Exercise task: Write out the entries verbatim and leave the images out of the copy.

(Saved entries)
⟨

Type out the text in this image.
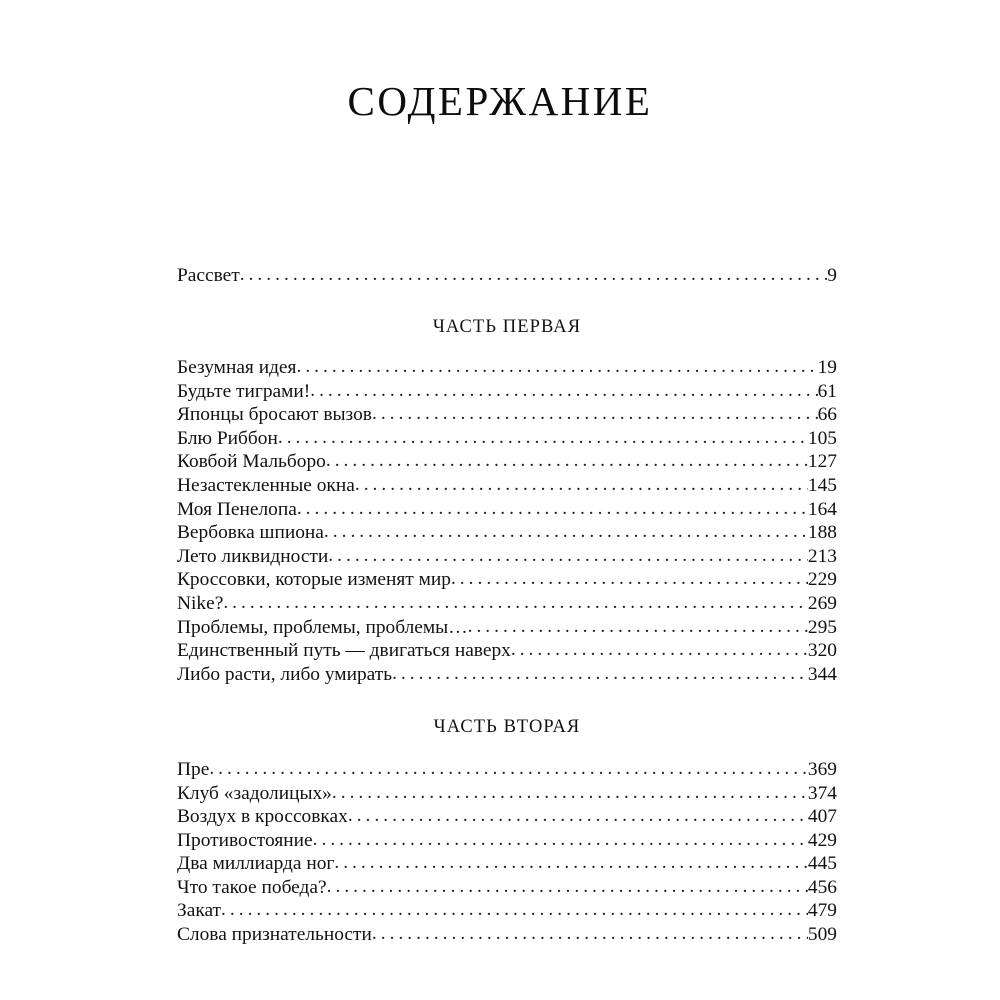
СОДЕРЖАНИЕ
Рассвет .....	9
ЧАСТЬ ПЕРВАЯ
Безумная идея .....	19
Будьте тиграми! .....	61
Японцы бросают вызов .....	66
Блю Риббон .....	105
Ковбой Мальборо .....	127
Незастекленные окна .....	145
Моя Пенелопа .....	164
Вербовка шпиона .....	188
Лето ликвидности .....	213
Кроссовки, которые изменят мир .....	229
Nike? .....	269
Проблемы, проблемы, проблемы… .....	295
Единственный путь — двигаться наверх .....	320
Либо расти, либо умирать .....	344
ЧАСТЬ ВТОРАЯ
Пре .....	369
Клуб «задолицых» .....	374
Воздух в кроссовках .....	407
Противостояние .....	429
Два миллиарда ног .....	445
Что такое победа? .....	456
Закат .....	479
Слова признательности .....	509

⟩

Output of the exercise:
Type out the text in this image.
СОДЕРЖАНИЕ
Рассвет .....	9
ЧАСТЬ ПЕРВАЯ
Безумная идея .....	19
Будьте тиграми! .....	61
Японцы бросают вызов .....	66
Блю Риббон .....	105
Ковбой Мальборо .....	127
Незастекленные окна .....	145
Моя Пенелопа .....	164
Вербовка шпиона .....	188
Лето ликвидности .....	213
Кроссовки, которые изменят мир .....	229
Nike? .....	269
Проблемы, проблемы, проблемы… .....	295
Единственный путь — двигаться наверх .....	320
Либо расти, либо умирать .....	344
ЧАСТЬ ВТОРАЯ
Пре .....	369
Клуб «задолицых» .....	374
Воздух в кроссовках .....	407
Противостояние .....	429
Два миллиарда ног .....	445
Что такое победа? .....	456
Закат .....	479
Слова признательности .....	509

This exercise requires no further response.